▶ _INSTRUCTIONS TO FOLLOW_
Search the listing for the string "calculus" and copy every line that contains it.

Saved data entries:
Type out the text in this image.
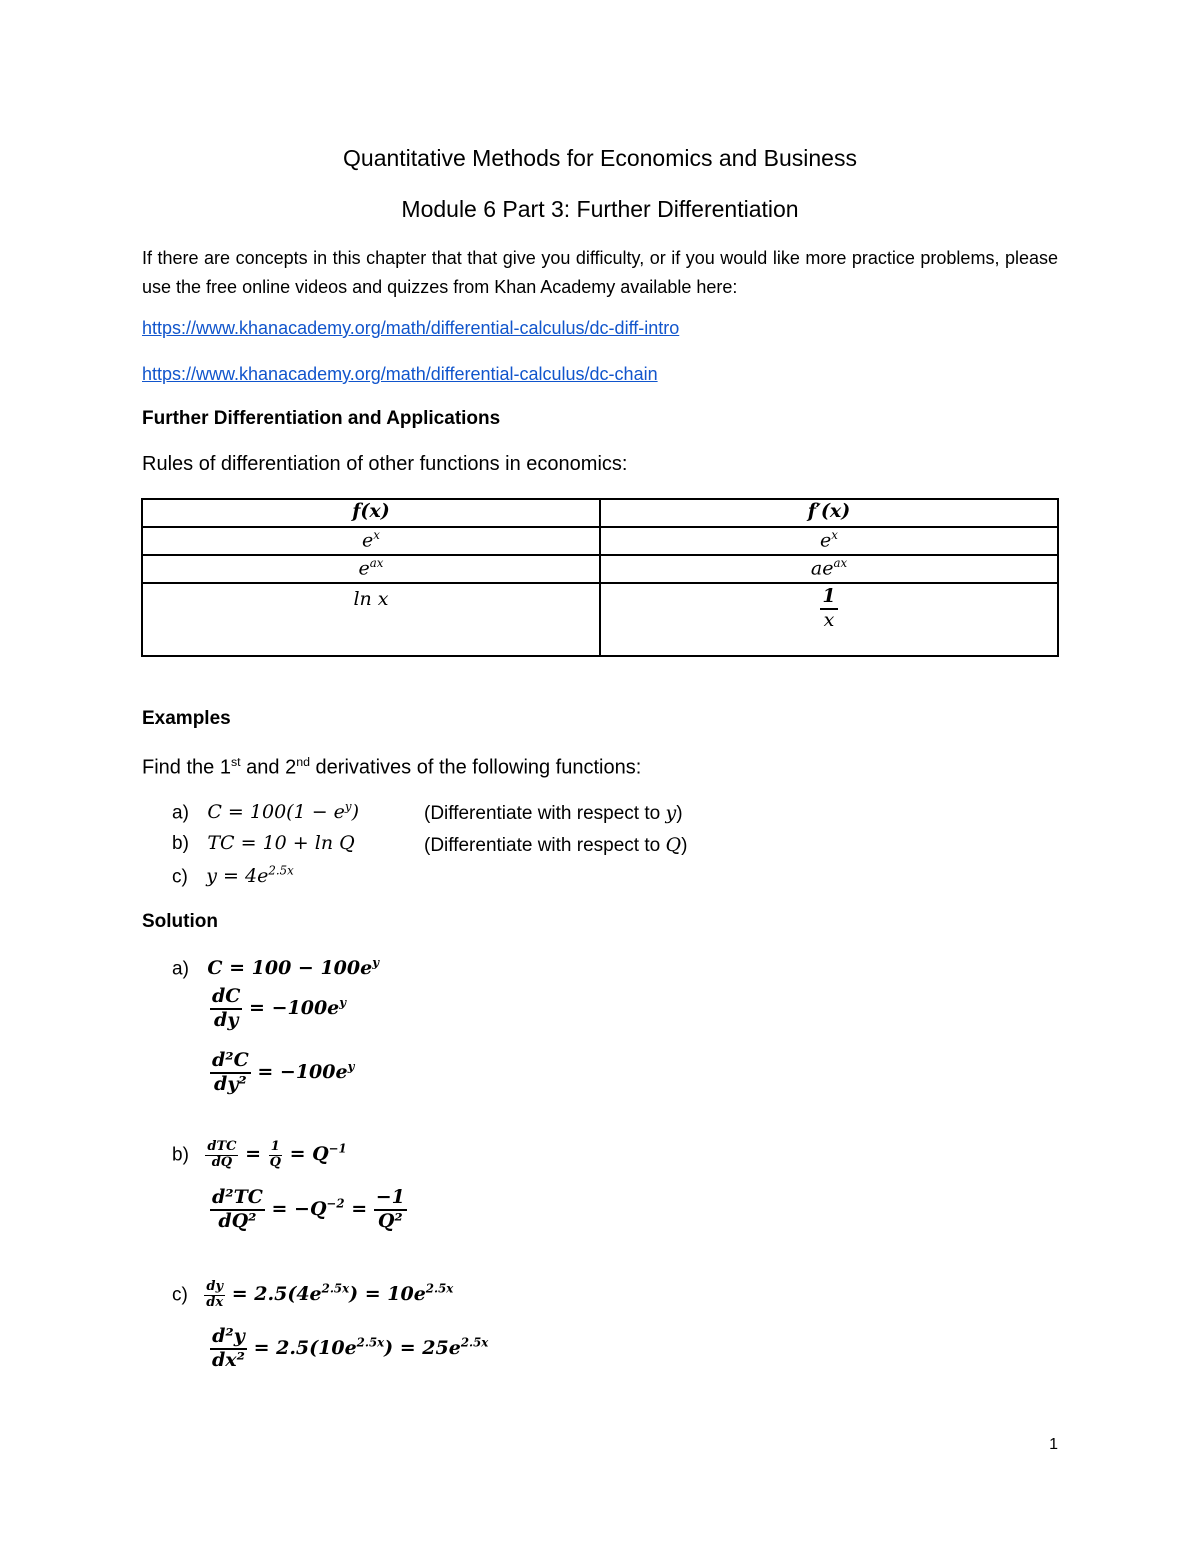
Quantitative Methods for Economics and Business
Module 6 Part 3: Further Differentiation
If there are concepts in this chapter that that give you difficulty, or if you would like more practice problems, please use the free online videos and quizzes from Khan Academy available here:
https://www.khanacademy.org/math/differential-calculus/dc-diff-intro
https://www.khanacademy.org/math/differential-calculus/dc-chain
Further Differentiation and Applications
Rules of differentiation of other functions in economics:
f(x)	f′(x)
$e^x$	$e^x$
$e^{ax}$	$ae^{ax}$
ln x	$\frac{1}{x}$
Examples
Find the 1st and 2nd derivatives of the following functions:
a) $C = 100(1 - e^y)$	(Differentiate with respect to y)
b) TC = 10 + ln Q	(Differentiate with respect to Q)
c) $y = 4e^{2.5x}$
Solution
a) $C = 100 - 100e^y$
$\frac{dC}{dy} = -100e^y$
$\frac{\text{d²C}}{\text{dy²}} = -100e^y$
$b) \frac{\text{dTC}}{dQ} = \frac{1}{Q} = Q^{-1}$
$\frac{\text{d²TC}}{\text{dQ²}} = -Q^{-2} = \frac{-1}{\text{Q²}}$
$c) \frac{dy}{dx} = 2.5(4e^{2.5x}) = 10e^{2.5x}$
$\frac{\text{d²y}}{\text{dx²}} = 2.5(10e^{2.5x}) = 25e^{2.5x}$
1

▶ _OUTPUT FOR THIS EXERCISE_
https://www.khanacademy.org/math/differential-calculus/dc-diff-intro
https://www.khanacademy.org/math/differential-calculus/dc-chain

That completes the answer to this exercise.